● Set task
Go through the records and extract every line with the word "дуже".

● Record excerpts
◇ ◇ ◇ ◇ ◇

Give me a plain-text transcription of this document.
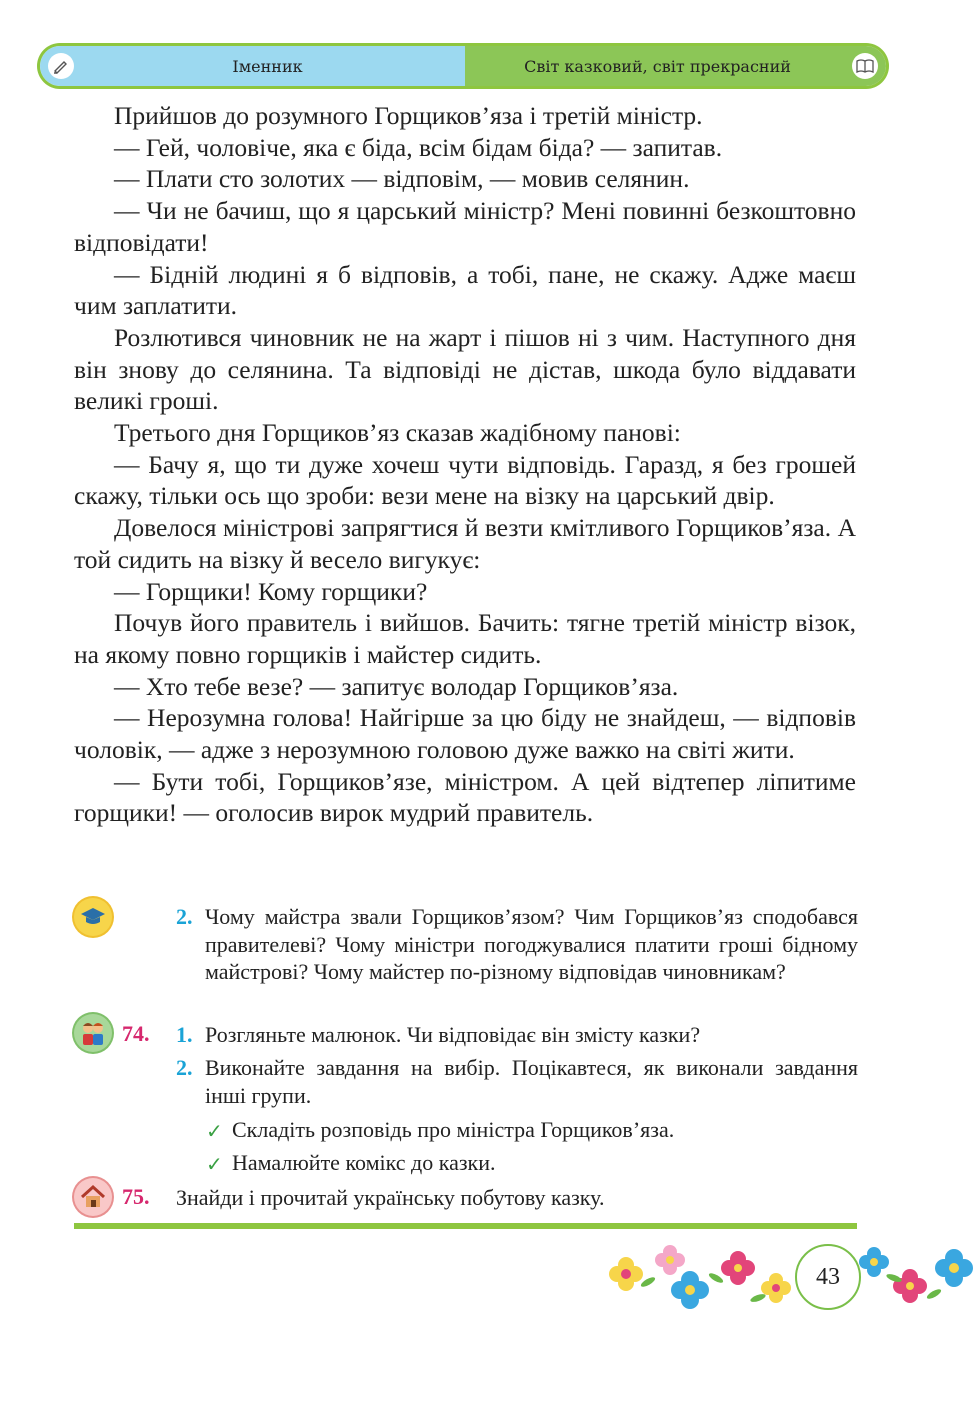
Іменник	Світ казковий, світ прекрасний

Прийшов до розумного Горщиков’яза і третій міністр.

— Гей, чоловіче, яка є біда, всім бідам біда? — запитав.

— Плати сто золотих — відповім, — мовив селянин.

— Чи не бачиш, що я царський міністр? Мені повинні безкоштовно відповідати!

— Бідній людині я б відповів, а тобі, пане, не скажу. Адже маєш чим заплатити.

Розлютився чиновник не на жарт і пішов ні з чим. Наступного дня він знову до селянина. Та відповіді не дістав, шкода було віддавати великі гроші.

Третього дня Горщиков’яз сказав жадібному панові:

— Бачу я, що ти дуже хочеш чути відповідь. Гаразд, я без грошей скажу, тільки ось що зроби: вези мене на візку на царський двір.

Довелося міністрові запрягтися й везти кмітливого Горщиков’яза. А той сидить на візку й весело вигукує:

— Горщики! Кому горщики?

Почув його правитель і вийшов. Бачить: тягне третій міністр візок, на якому повно горщиків і майстер сидить.

— Хто тебе везе? — запитує володар Горщиков’яза.

— Нерозумна голова! Найгірше за цю біду не знайдеш, — відповів чоловік, — адже з нерозумною головою дуже важко на світі жити.

— Бути тобі, Горщиков’язе, міністром. А цей відтепер ліпитиме горщики! — оголосив вирок мудрий правитель.

2. Чому майстра звали Горщиков’язом? Чим Горщиков’яз сподобався правителеві? Чому міністри погоджувалися платити гроші бідному майстрові? Чому майстер по-різному відповідав чиновникам?
74. 1. Розгляньте малюнок. Чи відповідає він змісту казки?
2. Виконайте завдання на вибір. Поцікавтеся, як виконали завдання інші групи.
✓ Складіть розповідь про міністра Горщиков’яза.
✓ Намалюйте комікс до казки.
75. Знайди і прочитай українську побутову казку.
43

◇ ◇ ◇ ◇ ◇

● Task solution
— Бачу я, що ти дуже хочеш чути відповідь. Гаразд, я без грошей скажу, тільки ось що зроби: вези мене на візку на царський двір.
— Нерозумна голова! Найгірше за цю біду не знайдеш, — відповів чоловік, — адже з нерозумною головою дуже важко на світі жити.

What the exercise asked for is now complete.